(Figure collection entries)
========================================================================

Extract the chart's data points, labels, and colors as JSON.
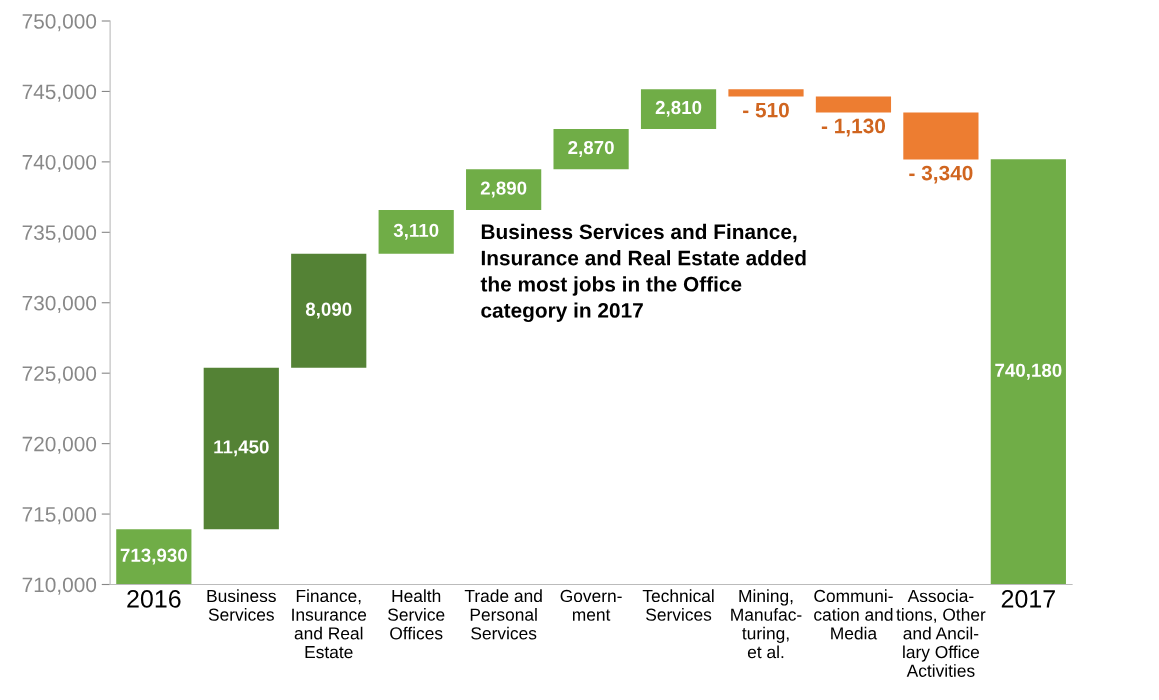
{
  "chart_data": {
    "type": "bar",
    "categories": [
      "2016",
      "Business\nServices",
      "Finance,\nInsurance\nand Real\nEstate",
      "Health\nService\nOffices",
      "Trade and\nPersonal\nServices",
      "Govern-\nment",
      "Technical\nServices",
      "Mining,\nManufac-\nturing,\net al.",
      "Communi-\ncation and\nMedia",
      "Associa-\ntions, Other\nand Ancil-\nlary Office\nActivities",
      "2017"
    ],
    "values": [
      713930,
      11450,
      8090,
      3110,
      2890,
      2870,
      2810,
      -510,
      -1130,
      -3340,
      740180
    ],
    "base": [
      0,
      713930,
      725380,
      733470,
      736580,
      739470,
      742340,
      745150,
      744640,
      743510,
      0
    ],
    "colors": [
      "#70ad47",
      "#548235",
      "#548235",
      "#70ad47",
      "#70ad47",
      "#70ad47",
      "#70ad47",
      "#ed7d31",
      "#ed7d31",
      "#ed7d31",
      "#70ad47"
    ],
    "value_labels": [
      "713,930",
      "11,450",
      "8,090",
      "3,110",
      "2,890",
      "2,870",
      "2,810",
      "- 510",
      "- 1,130",
      "- 3,340",
      "740,180"
    ],
    "ylim": [
      710000,
      750000
    ],
    "yticks": [
      {
        "value": 710000,
        "label": "710,000"
      },
      {
        "value": 715000,
        "label": "715,000"
      },
      {
        "value": 720000,
        "label": "720,000"
      },
      {
        "value": 725000,
        "label": "725,000"
      },
      {
        "value": 730000,
        "label": "730,000"
      },
      {
        "value": 735000,
        "label": "735,000"
      },
      {
        "value": 740000,
        "label": "740,000"
      },
      {
        "value": 745000,
        "label": "745,000"
      },
      {
        "value": 750000,
        "label": "750,000"
      }
    ],
    "grid": false,
    "annotations": [
      "Business Services and Finance, Insurance and Real Estate added the most jobs in the Office category in 2017"
    ]
  }
}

========================================================================

* _Short problem_: Retype the data above exactly; pictures are not part of the copy.

* _Solution_:
Extract the chart's data points, labels, and colors as JSON.
{
  "chart_data": {
    "type": "bar",
    "categories": [
      "2016",
      "Business\nServices",
      "Finance,\nInsurance\nand Real\nEstate",
      "Health\nService\nOffices",
      "Trade and\nPersonal\nServices",
      "Govern-\nment",
      "Technical\nServices",
      "Mining,\nManufac-\nturing,\net al.",
      "Communi-\ncation and\nMedia",
      "Associa-\ntions, Other\nand Ancil-\nlary Office\nActivities",
      "2017"
    ],
    "values": [
      713930,
      11450,
      8090,
      3110,
      2890,
      2870,
      2810,
      -510,
      -1130,
      -3340,
      740180
    ],
    "base": [
      0,
      713930,
      725380,
      733470,
      736580,
      739470,
      742340,
      745150,
      744640,
      743510,
      0
    ],
    "colors": [
      "#70ad47",
      "#548235",
      "#548235",
      "#70ad47",
      "#70ad47",
      "#70ad47",
      "#70ad47",
      "#ed7d31",
      "#ed7d31",
      "#ed7d31",
      "#70ad47"
    ],
    "value_labels": [
      "713,930",
      "11,450",
      "8,090",
      "3,110",
      "2,890",
      "2,870",
      "2,810",
      "- 510",
      "- 1,130",
      "- 3,340",
      "740,180"
    ],
    "ylim": [
      710000,
      750000
    ],
    "yticks": [
      {
        "value": 710000,
        "label": "710,000"
      },
      {
        "value": 715000,
        "label": "715,000"
      },
      {
        "value": 720000,
        "label": "720,000"
      },
      {
        "value": 725000,
        "label": "725,000"
      },
      {
        "value": 730000,
        "label": "730,000"
      },
      {
        "value": 735000,
        "label": "735,000"
      },
      {
        "value": 740000,
        "label": "740,000"
      },
      {
        "value": 745000,
        "label": "745,000"
      },
      {
        "value": 750000,
        "label": "750,000"
      }
    ],
    "grid": false,
    "annotations": [
      "Business Services and Finance, Insurance and Real Estate added the most jobs in the Office category in 2017"
    ]
  }
}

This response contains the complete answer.